## WHAT IS NEEDED
Retype all material exactly. Pictures stay out of the copy.

## TASK INPUT
>> start

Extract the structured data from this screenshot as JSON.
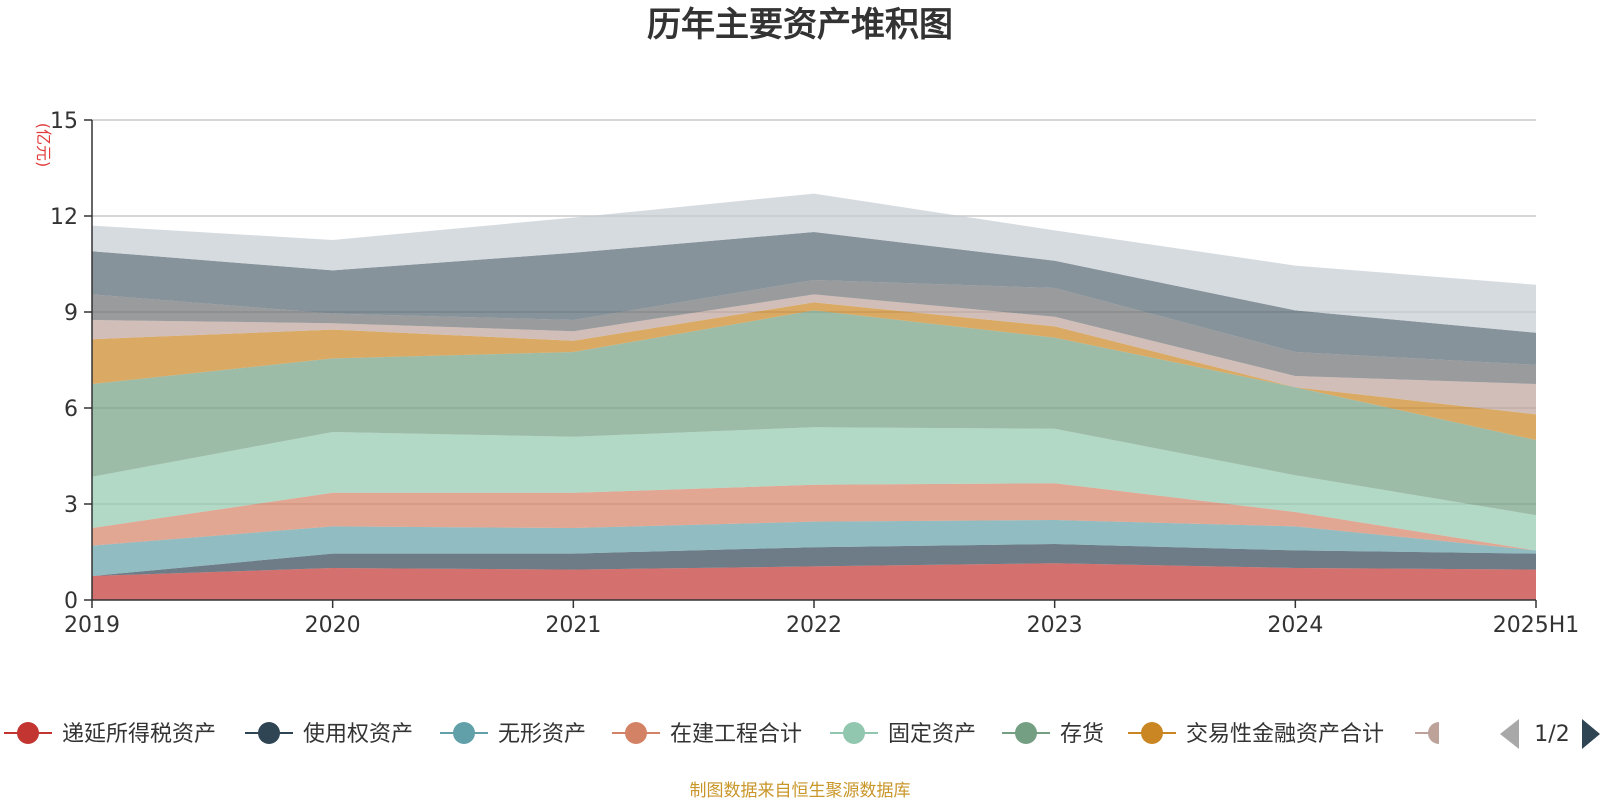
{
  "chart_data": {
    "type": "area",
    "stacked": true,
    "title": "历年主要资产堆积图",
    "unit": "(亿元)",
    "source": "制图数据来自恒生聚源数据库",
    "categories": [
      "2019",
      "2020",
      "2021",
      "2022",
      "2023",
      "2024",
      "2025H1"
    ],
    "ylim": [
      0,
      15
    ],
    "yticks": [
      0,
      3,
      6,
      9,
      12,
      15
    ],
    "grid": true,
    "series": [
      {
        "name": "递延所得税资产",
        "color": "#c23531",
        "values": [
          0.75,
          1.0,
          0.95,
          1.05,
          1.15,
          1.0,
          0.95
        ]
      },
      {
        "name": "使用权资产",
        "color": "#2f4554",
        "values": [
          0.0,
          0.45,
          0.5,
          0.6,
          0.6,
          0.55,
          0.5
        ]
      },
      {
        "name": "无形资产",
        "color": "#61a0a8",
        "values": [
          0.95,
          0.85,
          0.8,
          0.8,
          0.75,
          0.75,
          0.1
        ]
      },
      {
        "name": "在建工程合计",
        "color": "#d48265",
        "values": [
          0.55,
          1.05,
          1.1,
          1.15,
          1.15,
          0.45,
          0.0
        ]
      },
      {
        "name": "固定资产",
        "color": "#91c7ae",
        "values": [
          1.6,
          1.9,
          1.75,
          1.8,
          1.7,
          1.15,
          1.1
        ]
      },
      {
        "name": "存货",
        "color": "#749f83",
        "values": [
          2.9,
          2.3,
          2.65,
          3.65,
          2.85,
          2.75,
          2.35
        ]
      },
      {
        "name": "交易性金融资产合计",
        "color": "#ca8622",
        "values": [
          1.4,
          0.9,
          0.35,
          0.25,
          0.35,
          0.0,
          0.8
        ]
      },
      {
        "name": "",
        "color": "#bda29a",
        "values": [
          0.6,
          0.2,
          0.3,
          0.25,
          0.3,
          0.35,
          0.95
        ]
      },
      {
        "name": "",
        "color": "#6e7074",
        "values": [
          0.8,
          0.3,
          0.35,
          0.45,
          0.9,
          0.75,
          0.6
        ]
      },
      {
        "name": "",
        "color": "#546570",
        "values": [
          1.35,
          1.35,
          2.1,
          1.5,
          0.85,
          1.3,
          1.0
        ]
      },
      {
        "name": "",
        "color": "#c4ccd3",
        "values": [
          0.8,
          0.95,
          1.1,
          1.2,
          0.95,
          1.4,
          1.5
        ]
      }
    ],
    "legend": {
      "position": "bottom",
      "visible_count": 8,
      "page": "1/2"
    }
  }
}
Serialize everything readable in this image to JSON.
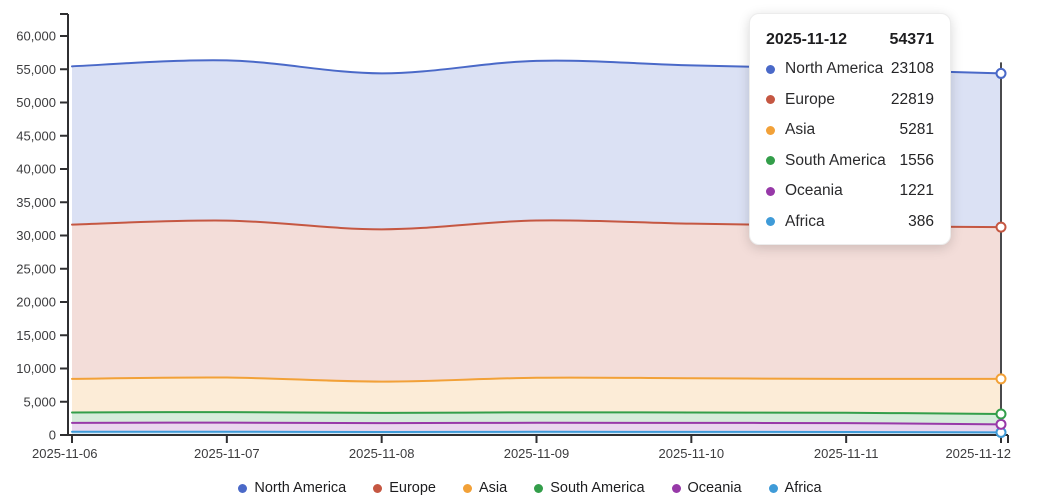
{
  "chart_data": {
    "type": "area",
    "stacked": true,
    "title": "",
    "xlabel": "",
    "ylabel": "",
    "x": [
      "2025-11-06",
      "2025-11-07",
      "2025-11-08",
      "2025-11-09",
      "2025-11-10",
      "2025-11-11",
      "2025-11-12"
    ],
    "series": [
      {
        "name": "North America",
        "color": "#4a69c8",
        "values": [
          23800,
          24100,
          23450,
          24000,
          23800,
          23600,
          23108
        ]
      },
      {
        "name": "Europe",
        "color": "#c55742",
        "values": [
          23200,
          23600,
          22900,
          23650,
          23250,
          23000,
          22819
        ]
      },
      {
        "name": "Asia",
        "color": "#f2a138",
        "values": [
          5050,
          5200,
          4700,
          5200,
          5150,
          5100,
          5281
        ]
      },
      {
        "name": "South America",
        "color": "#339e4a",
        "values": [
          1560,
          1580,
          1540,
          1570,
          1560,
          1550,
          1556
        ]
      },
      {
        "name": "Oceania",
        "color": "#9739a8",
        "values": [
          1350,
          1370,
          1330,
          1360,
          1350,
          1340,
          1221
        ]
      },
      {
        "name": "Africa",
        "color": "#3f9bd8",
        "values": [
          480,
          490,
          460,
          480,
          470,
          450,
          386
        ]
      }
    ],
    "stack_order_bottom_to_top": [
      "Africa",
      "Oceania",
      "South America",
      "Asia",
      "Europe",
      "North America"
    ],
    "ylim": [
      0,
      60000
    ],
    "ytick_step": 5000,
    "y_tick_labels": [
      "0",
      "5,000",
      "10,000",
      "15,000",
      "20,000",
      "25,000",
      "30,000",
      "35,000",
      "40,000",
      "45,000",
      "50,000",
      "55,000",
      "60,000"
    ],
    "grid": false,
    "legend_position": "bottom",
    "hover_x": "2025-11-12"
  },
  "tooltip": {
    "date": "2025-11-12",
    "total": "54371",
    "rows": [
      {
        "label": "North America",
        "value": "23108"
      },
      {
        "label": "Europe",
        "value": "22819"
      },
      {
        "label": "Asia",
        "value": "5281"
      },
      {
        "label": "South America",
        "value": "1556"
      },
      {
        "label": "Oceania",
        "value": "1221"
      },
      {
        "label": "Africa",
        "value": "386"
      }
    ]
  },
  "colors": {
    "axis": "#2f2f31",
    "tick_label": "#3c3c3e",
    "hover_line": "#4a4a4c",
    "area_fill_alpha": 0.2
  }
}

>> end

## TASK RESPONSE
Extract the structured data from this screenshot as JSON.
{
  "chart_data": {
    "type": "area",
    "stacked": true,
    "title": "历年主要资产堆积图",
    "unit": "(亿元)",
    "source": "制图数据来自恒生聚源数据库",
    "categories": [
      "2019",
      "2020",
      "2021",
      "2022",
      "2023",
      "2024",
      "2025H1"
    ],
    "ylim": [
      0,
      15
    ],
    "yticks": [
      0,
      3,
      6,
      9,
      12,
      15
    ],
    "grid": true,
    "series": [
      {
        "name": "递延所得税资产",
        "color": "#c23531",
        "values": [
          0.75,
          1.0,
          0.95,
          1.05,
          1.15,
          1.0,
          0.95
        ]
      },
      {
        "name": "使用权资产",
        "color": "#2f4554",
        "values": [
          0.0,
          0.45,
          0.5,
          0.6,
          0.6,
          0.55,
          0.5
        ]
      },
      {
        "name": "无形资产",
        "color": "#61a0a8",
        "values": [
          0.95,
          0.85,
          0.8,
          0.8,
          0.75,
          0.75,
          0.1
        ]
      },
      {
        "name": "在建工程合计",
        "color": "#d48265",
        "values": [
          0.55,
          1.05,
          1.1,
          1.15,
          1.15,
          0.45,
          0.0
        ]
      },
      {
        "name": "固定资产",
        "color": "#91c7ae",
        "values": [
          1.6,
          1.9,
          1.75,
          1.8,
          1.7,
          1.15,
          1.1
        ]
      },
      {
        "name": "存货",
        "color": "#749f83",
        "values": [
          2.9,
          2.3,
          2.65,
          3.65,
          2.85,
          2.75,
          2.35
        ]
      },
      {
        "name": "交易性金融资产合计",
        "color": "#ca8622",
        "values": [
          1.4,
          0.9,
          0.35,
          0.25,
          0.35,
          0.0,
          0.8
        ]
      },
      {
        "name": "",
        "color": "#bda29a",
        "values": [
          0.6,
          0.2,
          0.3,
          0.25,
          0.3,
          0.35,
          0.95
        ]
      },
      {
        "name": "",
        "color": "#6e7074",
        "values": [
          0.8,
          0.3,
          0.35,
          0.45,
          0.9,
          0.75,
          0.6
        ]
      },
      {
        "name": "",
        "color": "#546570",
        "values": [
          1.35,
          1.35,
          2.1,
          1.5,
          0.85,
          1.3,
          1.0
        ]
      },
      {
        "name": "",
        "color": "#c4ccd3",
        "values": [
          0.8,
          0.95,
          1.1,
          1.2,
          0.95,
          1.4,
          1.5
        ]
      }
    ],
    "legend": {
      "position": "bottom",
      "visible_count": 8,
      "page": "1/2"
    }
  }
}
Serialize everything readable in this image to JSON.
{
  "chart_data": {
    "type": "area",
    "stacked": true,
    "title": "",
    "xlabel": "",
    "ylabel": "",
    "x": [
      "2025-11-06",
      "2025-11-07",
      "2025-11-08",
      "2025-11-09",
      "2025-11-10",
      "2025-11-11",
      "2025-11-12"
    ],
    "series": [
      {
        "name": "North America",
        "color": "#4a69c8",
        "values": [
          23800,
          24100,
          23450,
          24000,
          23800,
          23600,
          23108
        ]
      },
      {
        "name": "Europe",
        "color": "#c55742",
        "values": [
          23200,
          23600,
          22900,
          23650,
          23250,
          23000,
          22819
        ]
      },
      {
        "name": "Asia",
        "color": "#f2a138",
        "values": [
          5050,
          5200,
          4700,
          5200,
          5150,
          5100,
          5281
        ]
      },
      {
        "name": "South America",
        "color": "#339e4a",
        "values": [
          1560,
          1580,
          1540,
          1570,
          1560,
          1550,
          1556
        ]
      },
      {
        "name": "Oceania",
        "color": "#9739a8",
        "values": [
          1350,
          1370,
          1330,
          1360,
          1350,
          1340,
          1221
        ]
      },
      {
        "name": "Africa",
        "color": "#3f9bd8",
        "values": [
          480,
          490,
          460,
          480,
          470,
          450,
          386
        ]
      }
    ],
    "stack_order_bottom_to_top": [
      "Africa",
      "Oceania",
      "South America",
      "Asia",
      "Europe",
      "North America"
    ],
    "ylim": [
      0,
      60000
    ],
    "ytick_step": 5000,
    "y_tick_labels": [
      "0",
      "5,000",
      "10,000",
      "15,000",
      "20,000",
      "25,000",
      "30,000",
      "35,000",
      "40,000",
      "45,000",
      "50,000",
      "55,000",
      "60,000"
    ],
    "grid": false,
    "legend_position": "bottom",
    "hover_x": "2025-11-12"
  },
  "tooltip": {
    "date": "2025-11-12",
    "total": "54371",
    "rows": [
      {
        "label": "North America",
        "value": "23108"
      },
      {
        "label": "Europe",
        "value": "22819"
      },
      {
        "label": "Asia",
        "value": "5281"
      },
      {
        "label": "South America",
        "value": "1556"
      },
      {
        "label": "Oceania",
        "value": "1221"
      },
      {
        "label": "Africa",
        "value": "386"
      }
    ]
  },
  "colors": {
    "axis": "#2f2f31",
    "tick_label": "#3c3c3e",
    "hover_line": "#4a4a4c",
    "area_fill_alpha": 0.2
  }
}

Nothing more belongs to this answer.